Requirement:
Tally up the lines where the string "Heliocentric" appears; reply with the number only.

Available records:
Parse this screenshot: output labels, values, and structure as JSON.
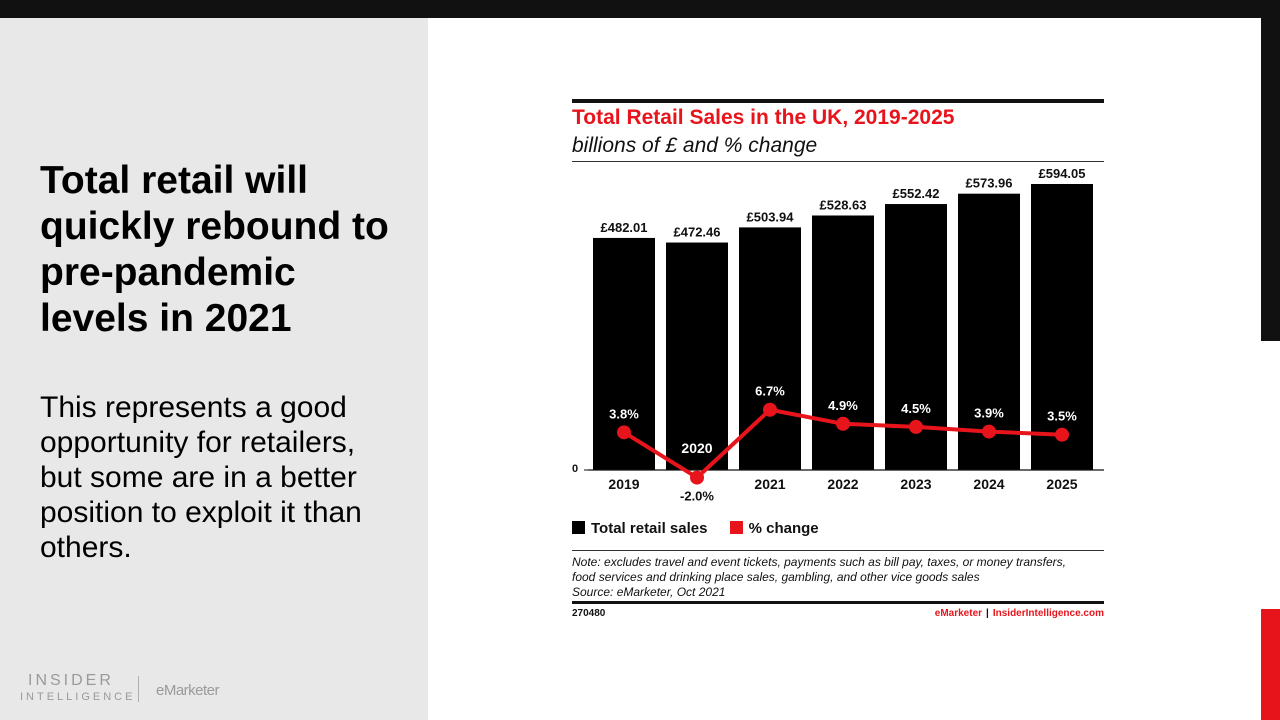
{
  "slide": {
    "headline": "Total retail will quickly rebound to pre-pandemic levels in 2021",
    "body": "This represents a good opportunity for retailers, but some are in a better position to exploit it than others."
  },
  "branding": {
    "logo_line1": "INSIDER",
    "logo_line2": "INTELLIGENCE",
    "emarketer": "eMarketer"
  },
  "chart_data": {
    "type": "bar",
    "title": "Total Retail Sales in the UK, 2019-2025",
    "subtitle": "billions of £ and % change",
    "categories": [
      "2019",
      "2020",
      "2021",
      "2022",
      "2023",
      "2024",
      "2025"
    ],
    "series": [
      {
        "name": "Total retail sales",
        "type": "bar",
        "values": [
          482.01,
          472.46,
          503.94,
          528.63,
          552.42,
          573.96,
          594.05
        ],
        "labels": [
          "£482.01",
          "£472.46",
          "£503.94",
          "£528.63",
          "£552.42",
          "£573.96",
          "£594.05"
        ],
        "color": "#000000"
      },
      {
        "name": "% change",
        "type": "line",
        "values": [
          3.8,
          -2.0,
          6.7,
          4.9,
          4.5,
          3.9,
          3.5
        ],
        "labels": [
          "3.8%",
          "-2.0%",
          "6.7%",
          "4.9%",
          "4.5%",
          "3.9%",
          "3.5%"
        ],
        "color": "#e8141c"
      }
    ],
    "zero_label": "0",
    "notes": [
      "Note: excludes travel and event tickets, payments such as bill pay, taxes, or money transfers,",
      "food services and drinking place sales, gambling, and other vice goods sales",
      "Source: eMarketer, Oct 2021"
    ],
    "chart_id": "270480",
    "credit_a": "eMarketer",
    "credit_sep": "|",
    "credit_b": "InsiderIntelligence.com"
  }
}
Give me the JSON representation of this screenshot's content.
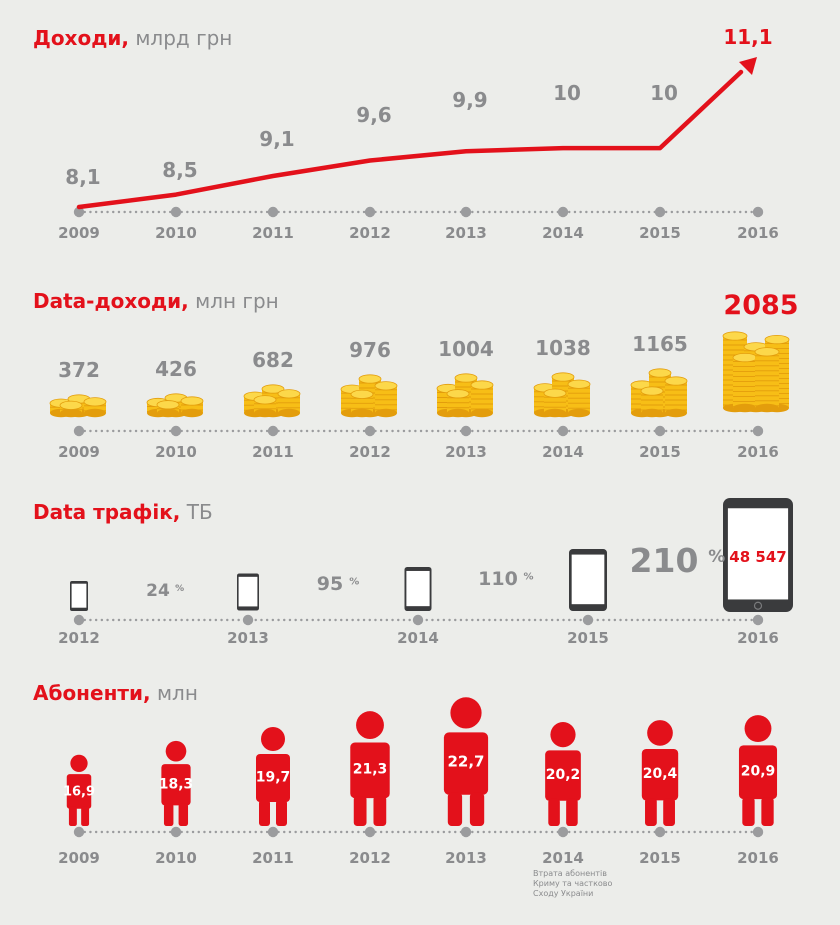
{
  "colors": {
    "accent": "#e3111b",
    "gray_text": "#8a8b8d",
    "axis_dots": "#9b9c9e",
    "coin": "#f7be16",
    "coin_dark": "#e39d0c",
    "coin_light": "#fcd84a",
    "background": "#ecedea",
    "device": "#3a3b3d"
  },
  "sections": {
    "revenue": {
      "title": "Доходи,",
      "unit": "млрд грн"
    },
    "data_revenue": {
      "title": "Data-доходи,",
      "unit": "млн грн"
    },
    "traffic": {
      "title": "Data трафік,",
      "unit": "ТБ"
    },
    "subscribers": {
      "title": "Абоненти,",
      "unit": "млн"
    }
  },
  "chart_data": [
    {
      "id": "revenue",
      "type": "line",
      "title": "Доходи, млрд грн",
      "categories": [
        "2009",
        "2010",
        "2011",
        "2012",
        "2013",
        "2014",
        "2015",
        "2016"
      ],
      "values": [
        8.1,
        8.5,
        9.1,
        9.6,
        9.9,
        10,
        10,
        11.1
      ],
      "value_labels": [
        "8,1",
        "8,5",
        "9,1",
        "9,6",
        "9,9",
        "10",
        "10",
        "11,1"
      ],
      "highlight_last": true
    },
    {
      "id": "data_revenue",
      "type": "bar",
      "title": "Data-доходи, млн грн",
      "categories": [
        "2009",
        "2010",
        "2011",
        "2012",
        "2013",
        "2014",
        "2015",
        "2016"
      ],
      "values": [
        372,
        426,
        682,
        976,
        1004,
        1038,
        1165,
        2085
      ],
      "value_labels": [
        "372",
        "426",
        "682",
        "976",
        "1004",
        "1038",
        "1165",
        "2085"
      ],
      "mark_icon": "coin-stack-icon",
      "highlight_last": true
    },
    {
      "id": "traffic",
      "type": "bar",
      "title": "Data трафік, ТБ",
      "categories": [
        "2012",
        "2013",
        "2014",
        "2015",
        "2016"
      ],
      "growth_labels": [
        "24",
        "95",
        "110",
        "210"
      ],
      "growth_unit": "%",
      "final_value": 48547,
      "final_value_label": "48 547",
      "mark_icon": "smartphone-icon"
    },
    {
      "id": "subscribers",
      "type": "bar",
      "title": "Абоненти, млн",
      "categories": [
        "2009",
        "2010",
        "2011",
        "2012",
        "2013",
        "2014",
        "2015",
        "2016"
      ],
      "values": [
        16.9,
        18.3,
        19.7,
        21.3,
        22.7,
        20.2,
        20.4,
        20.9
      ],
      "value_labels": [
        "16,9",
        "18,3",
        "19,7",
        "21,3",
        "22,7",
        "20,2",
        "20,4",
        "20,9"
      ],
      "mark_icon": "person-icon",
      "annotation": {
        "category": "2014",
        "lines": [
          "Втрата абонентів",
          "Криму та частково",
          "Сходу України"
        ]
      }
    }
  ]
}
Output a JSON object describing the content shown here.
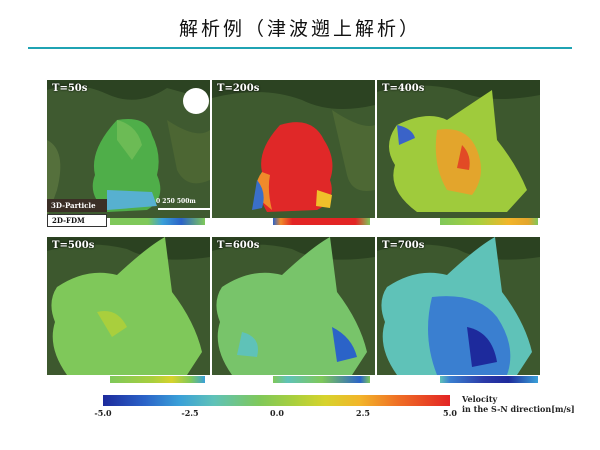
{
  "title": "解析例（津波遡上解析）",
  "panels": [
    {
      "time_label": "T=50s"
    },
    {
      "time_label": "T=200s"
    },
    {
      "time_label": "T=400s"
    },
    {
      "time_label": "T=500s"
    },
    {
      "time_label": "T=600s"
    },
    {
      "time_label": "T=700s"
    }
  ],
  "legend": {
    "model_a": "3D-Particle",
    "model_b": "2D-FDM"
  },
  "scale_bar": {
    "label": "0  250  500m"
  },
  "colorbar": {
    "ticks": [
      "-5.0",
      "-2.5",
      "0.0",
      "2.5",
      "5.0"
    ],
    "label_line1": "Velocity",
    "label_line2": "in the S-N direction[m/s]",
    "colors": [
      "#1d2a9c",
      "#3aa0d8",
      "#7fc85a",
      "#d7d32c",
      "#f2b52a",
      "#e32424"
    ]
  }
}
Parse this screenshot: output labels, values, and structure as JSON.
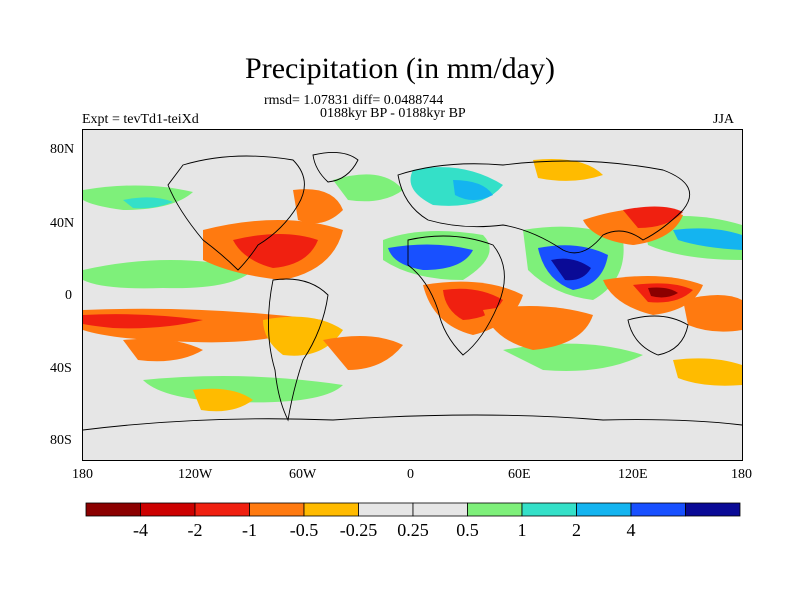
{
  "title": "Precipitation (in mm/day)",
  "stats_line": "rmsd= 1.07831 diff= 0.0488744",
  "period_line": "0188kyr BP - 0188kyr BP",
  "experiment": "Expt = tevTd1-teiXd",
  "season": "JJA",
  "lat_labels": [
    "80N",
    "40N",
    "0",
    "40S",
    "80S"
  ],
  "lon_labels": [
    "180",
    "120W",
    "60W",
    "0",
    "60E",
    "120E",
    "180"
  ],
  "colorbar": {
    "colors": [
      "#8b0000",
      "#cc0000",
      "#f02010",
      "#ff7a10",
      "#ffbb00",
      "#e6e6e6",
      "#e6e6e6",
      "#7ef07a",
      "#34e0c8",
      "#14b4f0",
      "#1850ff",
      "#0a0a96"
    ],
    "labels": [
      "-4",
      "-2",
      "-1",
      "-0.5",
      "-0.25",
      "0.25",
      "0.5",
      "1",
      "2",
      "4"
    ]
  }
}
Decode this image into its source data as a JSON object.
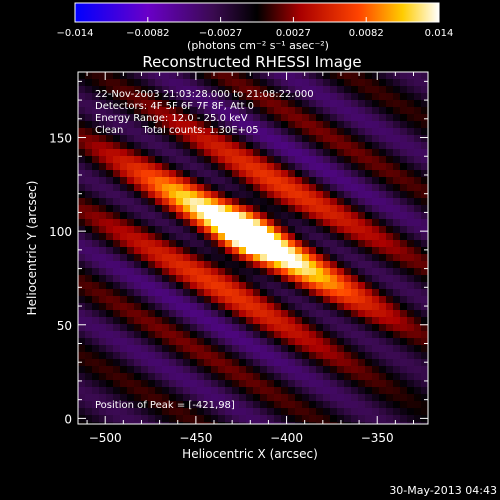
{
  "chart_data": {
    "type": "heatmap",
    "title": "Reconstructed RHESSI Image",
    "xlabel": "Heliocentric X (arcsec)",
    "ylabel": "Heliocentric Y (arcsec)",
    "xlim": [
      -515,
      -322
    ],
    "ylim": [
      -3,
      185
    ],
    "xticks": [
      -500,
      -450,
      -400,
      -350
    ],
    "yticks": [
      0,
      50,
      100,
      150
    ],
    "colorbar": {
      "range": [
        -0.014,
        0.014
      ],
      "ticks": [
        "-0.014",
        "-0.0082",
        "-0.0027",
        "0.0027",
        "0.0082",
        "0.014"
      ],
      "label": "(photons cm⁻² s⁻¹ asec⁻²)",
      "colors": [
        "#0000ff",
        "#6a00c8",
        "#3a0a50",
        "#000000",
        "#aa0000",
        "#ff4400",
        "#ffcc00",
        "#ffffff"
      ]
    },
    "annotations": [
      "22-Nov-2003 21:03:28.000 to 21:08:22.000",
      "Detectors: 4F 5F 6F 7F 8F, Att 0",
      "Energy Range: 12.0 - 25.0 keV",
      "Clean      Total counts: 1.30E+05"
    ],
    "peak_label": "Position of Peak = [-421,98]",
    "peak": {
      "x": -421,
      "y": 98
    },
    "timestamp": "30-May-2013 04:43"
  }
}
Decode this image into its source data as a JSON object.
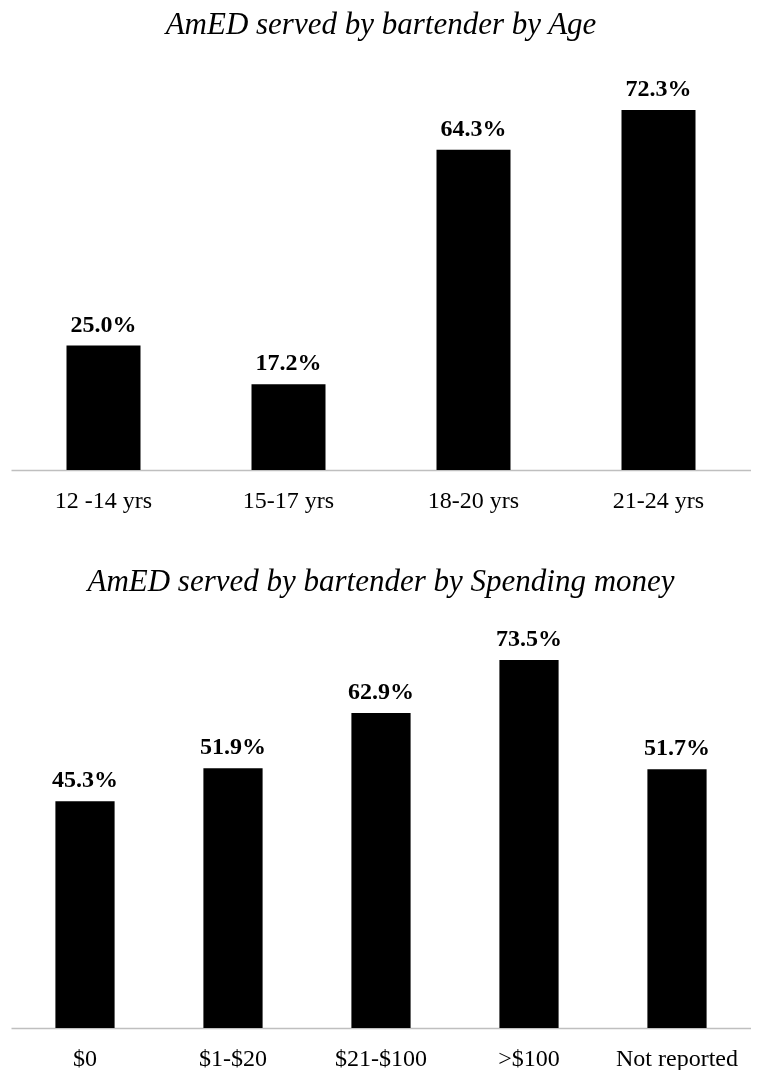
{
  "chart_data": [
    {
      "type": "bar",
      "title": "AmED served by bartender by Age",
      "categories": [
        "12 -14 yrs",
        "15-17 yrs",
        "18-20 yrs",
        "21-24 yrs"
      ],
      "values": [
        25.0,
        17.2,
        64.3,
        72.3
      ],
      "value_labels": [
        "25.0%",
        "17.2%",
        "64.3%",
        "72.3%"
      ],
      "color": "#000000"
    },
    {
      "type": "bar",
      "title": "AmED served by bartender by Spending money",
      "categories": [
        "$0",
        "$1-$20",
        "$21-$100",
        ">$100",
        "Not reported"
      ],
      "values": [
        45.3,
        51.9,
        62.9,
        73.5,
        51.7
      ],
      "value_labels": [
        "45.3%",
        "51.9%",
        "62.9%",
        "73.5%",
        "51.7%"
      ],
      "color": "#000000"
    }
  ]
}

Exercise output:
2